====== Page extract

The Bush impulse to shut down the world, I suspect, combines many urges at once. Certainly, there's the urge to stamp an imperial imprint of power on the world, and allied to it, the urge to control. The desire to cut off information, to rule in silence and secrecy, must undoubtedly have allures all its own. And then there's also simple fear (a feeling not much written about since our President and his administration quite literally took flight on September 11, 2001). Underneath the 'bring 'em on' mentality -- frightening in itself -- seems to lie an urge, when 'they' actually come 'on,' to flee. Have you noticed how quickly all that 'we-won't/can't/mustn't-cut-and-run' language cropped up -- and in administration mouths no less, even if projected onto others? Such warnings preceded the first significant mainstream calls for any kind of withdrawal from Iraq.
Only this week, L. Paul Bremer, who has reportedly 'grown deeply pessimistic about his job in Iraq,' snubbed visiting ally, Polish Prime Minister Leszek Miller, a foreign leader who has put his own reputation on the line by sending significant numbers of troops to Iraq. Their meeting in Baghdad was cancelled so that Bremer, who may soon enough go back to selling counter-terror strategies on the free market if rumors prove true, could rush back to Washington in what looked distinctly like panic bordering on flight.

============

__Things to do__:
A: Please sum up the commentary on the Bush administration in two sentences.
B: Answer these questions from the commentary on the Bush administration:
(i) On what date does it say the President and his administration took flight?
(ii) Which foreign leader did L. Paul Bremer snub?
(iii) In what city was their cancelled meeting to take place?
These records come from a source other than the commentary.

====== Given information

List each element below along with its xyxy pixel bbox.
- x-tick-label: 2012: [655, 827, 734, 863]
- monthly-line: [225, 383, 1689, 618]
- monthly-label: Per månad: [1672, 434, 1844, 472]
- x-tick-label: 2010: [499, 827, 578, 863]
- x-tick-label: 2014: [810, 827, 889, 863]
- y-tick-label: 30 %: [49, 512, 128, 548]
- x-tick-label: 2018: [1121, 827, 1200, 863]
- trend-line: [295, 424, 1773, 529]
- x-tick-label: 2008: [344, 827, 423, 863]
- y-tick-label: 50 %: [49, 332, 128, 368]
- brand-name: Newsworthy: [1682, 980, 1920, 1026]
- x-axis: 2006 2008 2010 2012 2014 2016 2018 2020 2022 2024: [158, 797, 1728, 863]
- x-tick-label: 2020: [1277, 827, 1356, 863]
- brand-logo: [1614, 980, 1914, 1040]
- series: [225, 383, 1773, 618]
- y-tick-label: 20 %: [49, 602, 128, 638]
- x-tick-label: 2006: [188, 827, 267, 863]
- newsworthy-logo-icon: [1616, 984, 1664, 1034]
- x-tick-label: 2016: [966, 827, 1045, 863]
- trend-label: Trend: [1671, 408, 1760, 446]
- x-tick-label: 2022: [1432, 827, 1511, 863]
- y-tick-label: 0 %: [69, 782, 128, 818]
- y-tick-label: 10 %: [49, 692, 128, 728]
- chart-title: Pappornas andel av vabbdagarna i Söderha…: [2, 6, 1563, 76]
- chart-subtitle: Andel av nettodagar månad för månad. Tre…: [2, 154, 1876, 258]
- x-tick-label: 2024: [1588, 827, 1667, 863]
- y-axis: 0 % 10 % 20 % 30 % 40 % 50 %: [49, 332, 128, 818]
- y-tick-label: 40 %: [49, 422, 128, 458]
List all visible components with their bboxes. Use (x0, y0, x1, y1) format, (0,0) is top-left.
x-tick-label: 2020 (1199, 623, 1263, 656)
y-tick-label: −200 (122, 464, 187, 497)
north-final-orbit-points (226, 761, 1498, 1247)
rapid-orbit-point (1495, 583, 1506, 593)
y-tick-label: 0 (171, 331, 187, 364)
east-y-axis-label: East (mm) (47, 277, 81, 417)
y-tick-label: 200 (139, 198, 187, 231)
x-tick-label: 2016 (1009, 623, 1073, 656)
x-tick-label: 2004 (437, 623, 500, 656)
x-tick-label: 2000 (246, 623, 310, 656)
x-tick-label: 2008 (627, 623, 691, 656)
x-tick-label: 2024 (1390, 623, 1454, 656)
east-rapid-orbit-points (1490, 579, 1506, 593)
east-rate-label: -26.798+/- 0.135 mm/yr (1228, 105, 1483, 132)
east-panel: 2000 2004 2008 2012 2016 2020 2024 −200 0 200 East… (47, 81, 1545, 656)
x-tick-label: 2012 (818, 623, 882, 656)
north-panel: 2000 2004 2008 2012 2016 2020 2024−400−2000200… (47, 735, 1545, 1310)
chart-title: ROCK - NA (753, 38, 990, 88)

============

__Exercise responses__:
A: The commentary suggests that the Bush impulse to shut down the world combines urges to stamp imperial power on it, to control, and to rule in secrecy, along with simple fear and an urge to flee. As a recent case, it says L. Paul Bremer cancelled a Baghdad meeting with Polish Prime Minister Leszek Miller to rush back to Washington in what looked like panic bordering on flight.

B:
(i) September 11, 2001
(ii) Polish Prime Minister Leszek Miller
(iii) Baghdad